• **Request**:
Check each line of the records for "screenshot"; collect those that have it.

• **Source material**:
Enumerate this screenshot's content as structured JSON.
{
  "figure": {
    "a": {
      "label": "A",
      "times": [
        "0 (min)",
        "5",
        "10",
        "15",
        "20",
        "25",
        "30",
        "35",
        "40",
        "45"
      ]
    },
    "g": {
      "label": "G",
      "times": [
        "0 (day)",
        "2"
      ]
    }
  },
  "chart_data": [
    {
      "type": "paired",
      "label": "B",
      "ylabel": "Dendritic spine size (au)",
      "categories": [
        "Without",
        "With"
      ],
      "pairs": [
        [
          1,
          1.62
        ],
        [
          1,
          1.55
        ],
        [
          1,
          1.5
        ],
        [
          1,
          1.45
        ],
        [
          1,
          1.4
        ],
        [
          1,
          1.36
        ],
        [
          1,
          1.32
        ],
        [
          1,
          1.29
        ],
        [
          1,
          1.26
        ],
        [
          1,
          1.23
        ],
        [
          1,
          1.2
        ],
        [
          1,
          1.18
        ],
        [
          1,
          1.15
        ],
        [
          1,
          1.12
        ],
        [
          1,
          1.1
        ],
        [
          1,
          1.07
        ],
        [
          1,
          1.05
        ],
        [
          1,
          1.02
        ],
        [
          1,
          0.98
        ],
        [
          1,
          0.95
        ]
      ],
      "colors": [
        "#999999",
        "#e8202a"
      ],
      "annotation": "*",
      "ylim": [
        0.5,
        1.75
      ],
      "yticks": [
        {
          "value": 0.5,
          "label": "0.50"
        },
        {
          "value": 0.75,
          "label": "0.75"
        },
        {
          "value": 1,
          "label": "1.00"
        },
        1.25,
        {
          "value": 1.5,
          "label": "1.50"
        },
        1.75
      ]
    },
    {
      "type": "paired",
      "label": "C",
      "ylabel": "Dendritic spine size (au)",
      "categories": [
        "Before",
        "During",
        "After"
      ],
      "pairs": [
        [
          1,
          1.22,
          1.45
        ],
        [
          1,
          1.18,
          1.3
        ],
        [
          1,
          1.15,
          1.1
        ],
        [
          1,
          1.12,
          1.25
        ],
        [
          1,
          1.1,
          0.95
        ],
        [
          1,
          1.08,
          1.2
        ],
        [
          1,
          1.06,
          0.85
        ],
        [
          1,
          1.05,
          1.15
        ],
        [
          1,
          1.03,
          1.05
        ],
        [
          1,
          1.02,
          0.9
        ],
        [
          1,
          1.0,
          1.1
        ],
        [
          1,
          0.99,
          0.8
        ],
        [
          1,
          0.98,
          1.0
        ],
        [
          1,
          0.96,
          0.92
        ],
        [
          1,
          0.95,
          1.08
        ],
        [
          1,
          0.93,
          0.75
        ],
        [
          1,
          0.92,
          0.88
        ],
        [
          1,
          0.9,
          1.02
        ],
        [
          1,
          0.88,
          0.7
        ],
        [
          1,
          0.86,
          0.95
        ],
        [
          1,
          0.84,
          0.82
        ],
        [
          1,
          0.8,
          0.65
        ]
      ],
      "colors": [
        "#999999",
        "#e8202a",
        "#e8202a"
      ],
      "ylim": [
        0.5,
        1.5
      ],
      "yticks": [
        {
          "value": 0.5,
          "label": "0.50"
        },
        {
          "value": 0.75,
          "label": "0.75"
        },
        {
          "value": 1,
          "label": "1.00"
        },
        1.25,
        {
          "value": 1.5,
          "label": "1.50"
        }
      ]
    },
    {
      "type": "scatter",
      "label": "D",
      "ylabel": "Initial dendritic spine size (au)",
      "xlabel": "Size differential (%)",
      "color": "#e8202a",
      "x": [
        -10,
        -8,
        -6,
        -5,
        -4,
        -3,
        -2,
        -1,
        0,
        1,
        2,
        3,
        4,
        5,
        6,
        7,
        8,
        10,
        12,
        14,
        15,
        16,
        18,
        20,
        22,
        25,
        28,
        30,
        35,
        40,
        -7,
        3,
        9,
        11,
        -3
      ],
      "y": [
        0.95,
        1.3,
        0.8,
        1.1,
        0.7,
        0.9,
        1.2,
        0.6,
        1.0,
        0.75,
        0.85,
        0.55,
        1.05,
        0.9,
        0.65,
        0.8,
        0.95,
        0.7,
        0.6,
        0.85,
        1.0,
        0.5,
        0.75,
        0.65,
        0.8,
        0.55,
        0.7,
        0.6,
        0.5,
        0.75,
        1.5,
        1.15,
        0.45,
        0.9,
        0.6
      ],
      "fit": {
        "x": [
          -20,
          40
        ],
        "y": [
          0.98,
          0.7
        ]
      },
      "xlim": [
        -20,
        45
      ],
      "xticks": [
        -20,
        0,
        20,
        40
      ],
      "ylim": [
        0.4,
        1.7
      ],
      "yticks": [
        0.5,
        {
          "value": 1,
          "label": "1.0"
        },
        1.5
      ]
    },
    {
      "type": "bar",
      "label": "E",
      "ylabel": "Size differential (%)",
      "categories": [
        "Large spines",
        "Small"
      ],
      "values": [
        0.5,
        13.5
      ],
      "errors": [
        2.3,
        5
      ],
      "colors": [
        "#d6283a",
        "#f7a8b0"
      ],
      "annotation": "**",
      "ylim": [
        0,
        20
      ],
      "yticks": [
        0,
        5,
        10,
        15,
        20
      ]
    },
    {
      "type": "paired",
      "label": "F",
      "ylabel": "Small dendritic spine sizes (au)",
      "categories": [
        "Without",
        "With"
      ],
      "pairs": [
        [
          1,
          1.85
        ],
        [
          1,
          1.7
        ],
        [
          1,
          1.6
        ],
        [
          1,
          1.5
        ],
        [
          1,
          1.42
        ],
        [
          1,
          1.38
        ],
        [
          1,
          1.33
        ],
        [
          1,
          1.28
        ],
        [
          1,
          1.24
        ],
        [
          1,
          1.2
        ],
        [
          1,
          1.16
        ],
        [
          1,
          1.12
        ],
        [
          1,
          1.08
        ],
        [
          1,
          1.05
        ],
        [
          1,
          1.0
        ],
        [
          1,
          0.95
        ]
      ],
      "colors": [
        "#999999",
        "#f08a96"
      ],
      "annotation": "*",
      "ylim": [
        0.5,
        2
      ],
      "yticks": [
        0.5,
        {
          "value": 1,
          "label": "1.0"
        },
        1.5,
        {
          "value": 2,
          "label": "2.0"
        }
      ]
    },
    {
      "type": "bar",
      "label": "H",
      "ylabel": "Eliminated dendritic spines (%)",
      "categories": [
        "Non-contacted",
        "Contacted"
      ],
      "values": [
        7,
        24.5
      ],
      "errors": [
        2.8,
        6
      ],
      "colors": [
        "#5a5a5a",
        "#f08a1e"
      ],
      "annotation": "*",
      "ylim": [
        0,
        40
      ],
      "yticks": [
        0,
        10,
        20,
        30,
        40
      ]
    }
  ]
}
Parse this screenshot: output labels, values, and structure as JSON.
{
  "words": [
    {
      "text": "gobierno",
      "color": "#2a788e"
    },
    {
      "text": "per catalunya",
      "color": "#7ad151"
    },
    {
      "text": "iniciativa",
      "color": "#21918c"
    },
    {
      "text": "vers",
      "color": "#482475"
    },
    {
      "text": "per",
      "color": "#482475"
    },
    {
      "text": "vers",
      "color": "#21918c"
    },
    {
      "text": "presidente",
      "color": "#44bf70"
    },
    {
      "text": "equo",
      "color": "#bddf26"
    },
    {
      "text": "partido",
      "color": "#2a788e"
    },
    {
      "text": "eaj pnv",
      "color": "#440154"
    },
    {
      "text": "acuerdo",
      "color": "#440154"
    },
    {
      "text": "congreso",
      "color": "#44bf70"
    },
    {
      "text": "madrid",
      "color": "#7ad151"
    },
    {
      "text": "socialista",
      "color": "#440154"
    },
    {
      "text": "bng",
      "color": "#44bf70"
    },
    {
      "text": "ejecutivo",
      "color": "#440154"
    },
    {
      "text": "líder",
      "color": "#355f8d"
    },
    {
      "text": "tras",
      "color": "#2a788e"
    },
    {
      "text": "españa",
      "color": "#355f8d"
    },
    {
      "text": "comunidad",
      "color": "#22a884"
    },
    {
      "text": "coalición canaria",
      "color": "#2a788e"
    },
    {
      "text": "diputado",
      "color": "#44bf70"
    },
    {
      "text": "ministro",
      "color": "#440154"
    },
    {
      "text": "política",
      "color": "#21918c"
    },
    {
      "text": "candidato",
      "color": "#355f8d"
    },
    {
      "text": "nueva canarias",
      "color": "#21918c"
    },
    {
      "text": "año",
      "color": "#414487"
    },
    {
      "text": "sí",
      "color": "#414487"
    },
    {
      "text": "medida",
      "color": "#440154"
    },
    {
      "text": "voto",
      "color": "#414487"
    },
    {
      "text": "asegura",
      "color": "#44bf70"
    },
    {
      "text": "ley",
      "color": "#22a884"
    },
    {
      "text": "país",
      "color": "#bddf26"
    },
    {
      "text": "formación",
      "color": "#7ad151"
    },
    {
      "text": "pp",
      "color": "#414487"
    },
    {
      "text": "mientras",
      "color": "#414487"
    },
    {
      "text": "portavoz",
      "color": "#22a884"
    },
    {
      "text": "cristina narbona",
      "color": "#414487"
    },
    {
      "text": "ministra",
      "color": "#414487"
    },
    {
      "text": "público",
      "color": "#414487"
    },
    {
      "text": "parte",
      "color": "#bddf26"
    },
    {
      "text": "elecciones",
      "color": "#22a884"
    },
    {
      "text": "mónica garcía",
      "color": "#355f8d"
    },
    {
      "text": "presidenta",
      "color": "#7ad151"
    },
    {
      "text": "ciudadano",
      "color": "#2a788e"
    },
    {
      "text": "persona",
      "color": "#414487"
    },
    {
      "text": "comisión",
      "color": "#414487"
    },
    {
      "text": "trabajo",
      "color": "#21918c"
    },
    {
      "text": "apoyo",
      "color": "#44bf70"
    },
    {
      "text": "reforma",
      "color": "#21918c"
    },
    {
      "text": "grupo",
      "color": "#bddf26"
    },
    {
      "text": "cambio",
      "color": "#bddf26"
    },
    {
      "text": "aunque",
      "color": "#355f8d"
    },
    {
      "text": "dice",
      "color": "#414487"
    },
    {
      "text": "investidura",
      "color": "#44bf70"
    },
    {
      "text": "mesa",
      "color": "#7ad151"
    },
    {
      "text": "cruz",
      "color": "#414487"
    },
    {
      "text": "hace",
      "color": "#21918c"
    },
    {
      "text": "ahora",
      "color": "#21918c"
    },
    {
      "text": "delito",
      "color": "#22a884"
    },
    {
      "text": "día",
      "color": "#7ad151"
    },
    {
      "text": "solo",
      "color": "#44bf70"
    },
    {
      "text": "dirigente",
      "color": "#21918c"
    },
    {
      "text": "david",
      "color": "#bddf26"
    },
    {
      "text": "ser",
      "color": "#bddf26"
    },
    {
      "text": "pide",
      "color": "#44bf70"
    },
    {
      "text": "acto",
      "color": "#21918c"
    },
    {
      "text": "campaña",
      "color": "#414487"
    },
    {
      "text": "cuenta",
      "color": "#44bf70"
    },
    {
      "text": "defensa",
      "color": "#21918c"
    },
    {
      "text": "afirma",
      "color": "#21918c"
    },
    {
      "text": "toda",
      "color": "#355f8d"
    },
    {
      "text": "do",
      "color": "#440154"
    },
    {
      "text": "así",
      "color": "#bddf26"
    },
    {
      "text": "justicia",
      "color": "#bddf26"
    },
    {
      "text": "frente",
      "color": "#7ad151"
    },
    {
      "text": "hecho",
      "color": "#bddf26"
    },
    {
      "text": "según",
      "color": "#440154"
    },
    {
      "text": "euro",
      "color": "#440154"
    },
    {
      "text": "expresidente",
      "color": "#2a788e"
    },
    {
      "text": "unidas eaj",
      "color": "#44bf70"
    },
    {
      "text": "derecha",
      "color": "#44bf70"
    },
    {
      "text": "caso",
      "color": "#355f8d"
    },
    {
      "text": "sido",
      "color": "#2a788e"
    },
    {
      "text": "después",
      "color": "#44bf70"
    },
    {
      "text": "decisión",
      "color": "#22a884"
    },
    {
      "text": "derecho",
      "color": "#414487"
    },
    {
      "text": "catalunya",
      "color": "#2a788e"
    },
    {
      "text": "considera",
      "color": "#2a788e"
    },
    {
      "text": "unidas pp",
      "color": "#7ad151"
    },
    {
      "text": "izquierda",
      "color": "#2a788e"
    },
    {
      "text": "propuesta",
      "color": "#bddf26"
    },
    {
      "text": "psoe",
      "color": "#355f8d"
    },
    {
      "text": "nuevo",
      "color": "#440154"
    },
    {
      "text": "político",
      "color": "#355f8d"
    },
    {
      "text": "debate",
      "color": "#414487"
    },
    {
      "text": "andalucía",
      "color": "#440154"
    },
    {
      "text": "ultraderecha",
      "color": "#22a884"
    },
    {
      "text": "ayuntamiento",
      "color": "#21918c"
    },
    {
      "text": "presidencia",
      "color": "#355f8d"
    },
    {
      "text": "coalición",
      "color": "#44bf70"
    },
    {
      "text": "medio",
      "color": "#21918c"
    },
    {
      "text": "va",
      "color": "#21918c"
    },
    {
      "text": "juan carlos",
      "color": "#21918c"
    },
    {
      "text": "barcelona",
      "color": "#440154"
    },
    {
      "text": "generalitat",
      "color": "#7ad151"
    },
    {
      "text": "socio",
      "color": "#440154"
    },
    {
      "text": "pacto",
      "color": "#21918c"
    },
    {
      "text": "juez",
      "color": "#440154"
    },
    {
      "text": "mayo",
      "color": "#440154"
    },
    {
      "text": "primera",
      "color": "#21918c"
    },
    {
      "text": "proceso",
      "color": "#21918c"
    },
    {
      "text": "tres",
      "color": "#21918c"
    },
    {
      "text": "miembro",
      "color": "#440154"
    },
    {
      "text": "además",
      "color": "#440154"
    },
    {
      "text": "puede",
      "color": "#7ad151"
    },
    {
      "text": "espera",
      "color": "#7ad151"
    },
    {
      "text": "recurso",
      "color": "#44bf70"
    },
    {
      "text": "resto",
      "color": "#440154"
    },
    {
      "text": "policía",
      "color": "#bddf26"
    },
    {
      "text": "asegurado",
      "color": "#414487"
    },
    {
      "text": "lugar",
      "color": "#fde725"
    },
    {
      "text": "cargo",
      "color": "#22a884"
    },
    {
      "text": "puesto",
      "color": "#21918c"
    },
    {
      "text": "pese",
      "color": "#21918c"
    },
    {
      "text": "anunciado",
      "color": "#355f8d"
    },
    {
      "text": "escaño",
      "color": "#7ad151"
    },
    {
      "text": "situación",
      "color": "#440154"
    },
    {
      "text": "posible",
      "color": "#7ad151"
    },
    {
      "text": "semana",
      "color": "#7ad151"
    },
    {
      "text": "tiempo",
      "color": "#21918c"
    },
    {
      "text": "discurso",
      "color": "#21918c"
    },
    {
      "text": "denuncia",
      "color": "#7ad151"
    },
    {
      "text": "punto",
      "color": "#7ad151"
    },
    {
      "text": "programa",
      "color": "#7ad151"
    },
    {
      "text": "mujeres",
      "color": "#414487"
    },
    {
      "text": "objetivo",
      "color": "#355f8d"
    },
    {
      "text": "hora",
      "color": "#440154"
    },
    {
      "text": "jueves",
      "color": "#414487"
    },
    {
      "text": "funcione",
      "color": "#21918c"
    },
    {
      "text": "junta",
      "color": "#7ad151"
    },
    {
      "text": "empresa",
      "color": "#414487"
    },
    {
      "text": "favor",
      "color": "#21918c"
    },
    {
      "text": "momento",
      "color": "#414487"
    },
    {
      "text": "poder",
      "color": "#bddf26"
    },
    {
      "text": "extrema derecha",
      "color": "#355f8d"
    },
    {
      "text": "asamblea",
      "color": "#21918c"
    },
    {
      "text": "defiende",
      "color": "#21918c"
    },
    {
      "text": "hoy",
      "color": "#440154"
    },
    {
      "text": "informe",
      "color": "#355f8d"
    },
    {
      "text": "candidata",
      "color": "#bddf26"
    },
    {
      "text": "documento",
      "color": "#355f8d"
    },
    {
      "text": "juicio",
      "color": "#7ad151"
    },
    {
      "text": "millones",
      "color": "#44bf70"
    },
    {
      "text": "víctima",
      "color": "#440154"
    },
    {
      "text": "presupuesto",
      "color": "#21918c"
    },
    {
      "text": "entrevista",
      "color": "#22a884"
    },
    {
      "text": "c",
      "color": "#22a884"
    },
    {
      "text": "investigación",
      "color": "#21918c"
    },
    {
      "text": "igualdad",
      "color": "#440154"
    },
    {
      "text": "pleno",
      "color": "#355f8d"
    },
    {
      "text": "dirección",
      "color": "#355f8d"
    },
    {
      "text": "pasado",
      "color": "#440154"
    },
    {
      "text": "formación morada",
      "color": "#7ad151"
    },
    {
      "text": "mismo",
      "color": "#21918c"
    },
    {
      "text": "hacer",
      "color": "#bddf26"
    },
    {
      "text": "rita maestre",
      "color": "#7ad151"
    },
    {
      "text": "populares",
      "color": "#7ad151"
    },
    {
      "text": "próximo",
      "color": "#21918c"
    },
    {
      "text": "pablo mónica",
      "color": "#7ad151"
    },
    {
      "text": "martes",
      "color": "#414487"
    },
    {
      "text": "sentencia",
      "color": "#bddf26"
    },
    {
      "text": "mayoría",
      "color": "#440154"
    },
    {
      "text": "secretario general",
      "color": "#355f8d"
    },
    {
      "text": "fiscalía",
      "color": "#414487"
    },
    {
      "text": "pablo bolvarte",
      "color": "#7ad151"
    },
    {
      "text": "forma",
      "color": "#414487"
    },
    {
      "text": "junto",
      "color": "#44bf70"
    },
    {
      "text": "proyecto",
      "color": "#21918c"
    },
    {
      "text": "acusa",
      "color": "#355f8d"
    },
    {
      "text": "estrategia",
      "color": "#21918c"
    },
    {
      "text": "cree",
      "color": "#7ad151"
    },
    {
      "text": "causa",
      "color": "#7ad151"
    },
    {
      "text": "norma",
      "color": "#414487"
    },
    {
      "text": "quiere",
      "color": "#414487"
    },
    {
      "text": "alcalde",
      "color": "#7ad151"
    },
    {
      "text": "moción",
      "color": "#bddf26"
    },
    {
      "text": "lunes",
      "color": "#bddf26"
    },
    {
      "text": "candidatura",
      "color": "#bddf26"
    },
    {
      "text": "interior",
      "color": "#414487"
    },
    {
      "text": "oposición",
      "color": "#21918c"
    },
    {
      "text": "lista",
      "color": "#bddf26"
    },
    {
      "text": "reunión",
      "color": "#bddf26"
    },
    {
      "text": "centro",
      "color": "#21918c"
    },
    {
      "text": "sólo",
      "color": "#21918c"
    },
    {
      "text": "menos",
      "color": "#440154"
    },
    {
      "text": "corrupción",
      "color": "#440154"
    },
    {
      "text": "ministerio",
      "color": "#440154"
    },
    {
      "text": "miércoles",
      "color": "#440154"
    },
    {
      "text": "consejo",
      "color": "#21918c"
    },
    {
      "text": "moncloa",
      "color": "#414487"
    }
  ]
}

• **Written response**:
Enumerate this screenshot's content as structured JSON.
Parse this screenshot: output labels, values, and structure as JSON.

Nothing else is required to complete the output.